■ Extracted entries:
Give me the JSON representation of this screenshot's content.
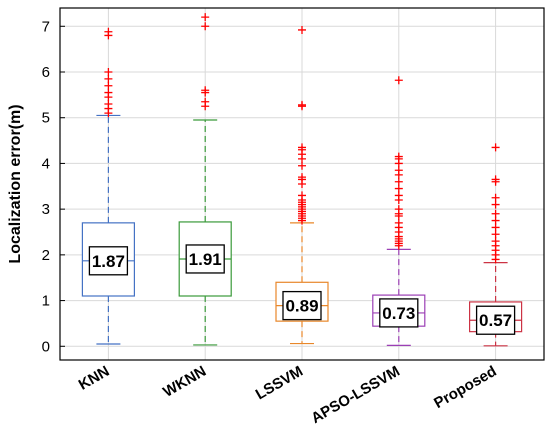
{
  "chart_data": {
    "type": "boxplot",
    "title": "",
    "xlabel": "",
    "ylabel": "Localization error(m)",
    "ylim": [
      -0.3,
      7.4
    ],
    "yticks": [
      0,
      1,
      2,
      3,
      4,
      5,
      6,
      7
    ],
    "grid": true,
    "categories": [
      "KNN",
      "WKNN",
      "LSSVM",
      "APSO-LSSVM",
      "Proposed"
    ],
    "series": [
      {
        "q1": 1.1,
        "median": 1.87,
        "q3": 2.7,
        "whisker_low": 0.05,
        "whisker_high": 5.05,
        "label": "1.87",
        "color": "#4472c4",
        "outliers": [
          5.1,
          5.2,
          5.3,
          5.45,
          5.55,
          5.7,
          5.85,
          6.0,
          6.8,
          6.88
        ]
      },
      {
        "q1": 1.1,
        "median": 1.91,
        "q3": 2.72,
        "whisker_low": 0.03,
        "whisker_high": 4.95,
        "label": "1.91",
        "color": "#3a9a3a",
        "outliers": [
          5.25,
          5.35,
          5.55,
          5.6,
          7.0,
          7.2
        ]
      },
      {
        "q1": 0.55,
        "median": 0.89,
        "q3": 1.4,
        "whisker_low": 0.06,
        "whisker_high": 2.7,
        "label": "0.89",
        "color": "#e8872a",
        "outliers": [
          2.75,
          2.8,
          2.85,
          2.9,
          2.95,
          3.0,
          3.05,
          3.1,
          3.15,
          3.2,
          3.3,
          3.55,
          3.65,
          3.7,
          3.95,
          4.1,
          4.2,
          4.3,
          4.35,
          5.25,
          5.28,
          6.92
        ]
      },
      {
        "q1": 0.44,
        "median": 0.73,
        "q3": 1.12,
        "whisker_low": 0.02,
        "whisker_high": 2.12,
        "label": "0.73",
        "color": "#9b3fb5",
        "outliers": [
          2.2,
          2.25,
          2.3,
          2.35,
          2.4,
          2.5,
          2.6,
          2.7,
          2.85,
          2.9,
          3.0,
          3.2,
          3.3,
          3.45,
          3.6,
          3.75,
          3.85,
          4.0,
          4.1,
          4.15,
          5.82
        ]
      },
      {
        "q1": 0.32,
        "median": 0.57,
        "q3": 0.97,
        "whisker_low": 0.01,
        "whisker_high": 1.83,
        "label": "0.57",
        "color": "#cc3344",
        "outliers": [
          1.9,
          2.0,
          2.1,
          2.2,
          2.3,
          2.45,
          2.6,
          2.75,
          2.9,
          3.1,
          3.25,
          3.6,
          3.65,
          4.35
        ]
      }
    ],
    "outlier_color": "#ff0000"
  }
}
---
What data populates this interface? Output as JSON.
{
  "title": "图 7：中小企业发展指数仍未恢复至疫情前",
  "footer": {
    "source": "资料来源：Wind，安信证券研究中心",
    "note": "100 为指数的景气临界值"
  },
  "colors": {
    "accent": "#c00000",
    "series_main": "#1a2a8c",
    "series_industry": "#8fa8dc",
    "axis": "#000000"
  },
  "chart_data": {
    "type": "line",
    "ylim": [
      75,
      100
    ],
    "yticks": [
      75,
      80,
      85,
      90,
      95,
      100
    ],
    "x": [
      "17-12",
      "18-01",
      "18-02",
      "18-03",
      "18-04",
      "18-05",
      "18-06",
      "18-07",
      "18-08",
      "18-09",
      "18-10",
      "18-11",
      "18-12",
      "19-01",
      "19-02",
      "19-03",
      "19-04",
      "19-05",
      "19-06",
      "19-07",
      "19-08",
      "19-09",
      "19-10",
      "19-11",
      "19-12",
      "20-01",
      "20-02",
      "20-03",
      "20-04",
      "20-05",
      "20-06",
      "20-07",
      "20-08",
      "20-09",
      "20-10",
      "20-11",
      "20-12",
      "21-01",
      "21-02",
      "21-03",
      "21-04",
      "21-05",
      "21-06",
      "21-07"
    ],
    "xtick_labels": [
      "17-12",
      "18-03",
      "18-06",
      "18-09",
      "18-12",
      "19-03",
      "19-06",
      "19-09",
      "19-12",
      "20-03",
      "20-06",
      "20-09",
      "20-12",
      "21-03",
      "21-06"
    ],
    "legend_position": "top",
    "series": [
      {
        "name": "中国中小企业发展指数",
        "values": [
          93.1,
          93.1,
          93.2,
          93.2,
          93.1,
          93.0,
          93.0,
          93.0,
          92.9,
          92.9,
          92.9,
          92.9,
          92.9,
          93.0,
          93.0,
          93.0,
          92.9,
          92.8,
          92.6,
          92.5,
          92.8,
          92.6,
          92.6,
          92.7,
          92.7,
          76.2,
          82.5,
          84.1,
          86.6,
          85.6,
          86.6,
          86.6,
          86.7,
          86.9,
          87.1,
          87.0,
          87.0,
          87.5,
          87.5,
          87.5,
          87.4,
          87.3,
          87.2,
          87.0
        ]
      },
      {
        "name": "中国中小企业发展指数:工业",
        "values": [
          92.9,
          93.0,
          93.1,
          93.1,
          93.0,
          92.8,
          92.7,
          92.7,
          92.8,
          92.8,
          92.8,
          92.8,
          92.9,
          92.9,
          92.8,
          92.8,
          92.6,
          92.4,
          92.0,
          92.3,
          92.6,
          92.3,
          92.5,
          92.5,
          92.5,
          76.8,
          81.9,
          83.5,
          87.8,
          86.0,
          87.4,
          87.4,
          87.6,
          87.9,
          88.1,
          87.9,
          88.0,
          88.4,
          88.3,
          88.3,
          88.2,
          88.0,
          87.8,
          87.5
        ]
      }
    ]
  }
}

■ Problem details:
Say only how many lines in the records carry the word "this".

■ Answer in full:
2